THE PROBLEM :: Find every line with the word "sindicatos". Copy those lines.

☆ ☆ ☆ ☆ ☆

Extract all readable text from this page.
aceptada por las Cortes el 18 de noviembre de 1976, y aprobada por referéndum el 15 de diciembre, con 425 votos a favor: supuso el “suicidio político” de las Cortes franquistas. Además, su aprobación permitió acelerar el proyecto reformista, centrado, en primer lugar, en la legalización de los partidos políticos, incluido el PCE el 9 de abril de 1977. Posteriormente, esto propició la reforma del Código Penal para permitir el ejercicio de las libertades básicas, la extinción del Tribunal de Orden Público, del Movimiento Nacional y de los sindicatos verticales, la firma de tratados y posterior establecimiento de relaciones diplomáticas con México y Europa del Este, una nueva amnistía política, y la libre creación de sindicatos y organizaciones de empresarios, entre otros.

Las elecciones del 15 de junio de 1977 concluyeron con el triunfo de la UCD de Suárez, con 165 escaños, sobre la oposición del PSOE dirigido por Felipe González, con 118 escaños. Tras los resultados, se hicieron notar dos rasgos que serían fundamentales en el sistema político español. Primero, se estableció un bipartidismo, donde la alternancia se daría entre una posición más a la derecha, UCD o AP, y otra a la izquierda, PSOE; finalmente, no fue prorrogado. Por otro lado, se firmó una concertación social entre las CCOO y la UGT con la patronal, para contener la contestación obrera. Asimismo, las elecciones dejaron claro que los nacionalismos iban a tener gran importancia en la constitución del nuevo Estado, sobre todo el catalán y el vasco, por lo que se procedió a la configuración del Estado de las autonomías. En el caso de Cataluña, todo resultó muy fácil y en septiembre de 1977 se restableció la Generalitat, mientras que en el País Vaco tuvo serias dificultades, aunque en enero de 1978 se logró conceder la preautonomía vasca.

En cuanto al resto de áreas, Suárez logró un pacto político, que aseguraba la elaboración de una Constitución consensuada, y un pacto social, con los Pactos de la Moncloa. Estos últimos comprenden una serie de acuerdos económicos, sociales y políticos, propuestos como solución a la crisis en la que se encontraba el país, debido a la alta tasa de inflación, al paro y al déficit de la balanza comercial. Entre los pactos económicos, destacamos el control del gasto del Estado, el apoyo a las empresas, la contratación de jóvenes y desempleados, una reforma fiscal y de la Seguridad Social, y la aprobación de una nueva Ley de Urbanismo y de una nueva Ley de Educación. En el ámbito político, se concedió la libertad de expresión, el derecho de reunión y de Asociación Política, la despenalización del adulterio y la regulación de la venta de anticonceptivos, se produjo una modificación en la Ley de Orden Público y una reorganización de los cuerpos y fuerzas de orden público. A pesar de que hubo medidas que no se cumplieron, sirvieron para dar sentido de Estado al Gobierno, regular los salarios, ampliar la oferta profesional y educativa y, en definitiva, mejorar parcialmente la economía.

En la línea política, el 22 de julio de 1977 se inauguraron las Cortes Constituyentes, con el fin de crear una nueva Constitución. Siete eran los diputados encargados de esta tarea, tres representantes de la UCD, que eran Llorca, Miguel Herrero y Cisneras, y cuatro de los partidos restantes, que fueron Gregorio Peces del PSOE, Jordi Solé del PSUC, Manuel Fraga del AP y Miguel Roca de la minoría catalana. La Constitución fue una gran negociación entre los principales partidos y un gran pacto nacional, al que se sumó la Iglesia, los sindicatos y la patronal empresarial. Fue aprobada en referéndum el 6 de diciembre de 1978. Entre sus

☆ ☆ ☆ ☆ ☆

FINISHED TASK ::
aceptada por las Cortes el 18 de noviembre de 1976, y aprobada por referéndum el 15 de diciembre, con 425 votos a favor: supuso el “suicidio político” de las Cortes franquistas. Además, su aprobación permitió acelerar el proyecto reformista, centrado, en primer lugar, en la legalización de los partidos políticos, incluido el PCE el 9 de abril de 1977. Posteriormente, esto propició la reforma del Código Penal para permitir el ejercicio de las libertades básicas, la extinción del Tribunal de Orden Público, del Movimiento Nacional y de los sindicatos verticales, la firma de tratados y posterior establecimiento de relaciones diplomáticas con México y Europa del Este, una nueva amnistía política, y la libre creación de sindicatos y organizaciones de empresarios, entre otros.
En la línea política, el 22 de julio de 1977 se inauguraron las Cortes Constituyentes, con el fin de crear una nueva Constitución. Siete eran los diputados encargados de esta tarea, tres representantes de la UCD, que eran Llorca, Miguel Herrero y Cisneras, y cuatro de los partidos restantes, que fueron Gregorio Peces del PSOE, Jordi Solé del PSUC, Manuel Fraga del AP y Miguel Roca de la minoría catalana. La Constitución fue una gran negociación entre los principales partidos y un gran pacto nacional, al que se sumó la Iglesia, los sindicatos y la patronal empresarial. Fue aprobada en referéndum el 6 de diciembre de 1978. Entre sus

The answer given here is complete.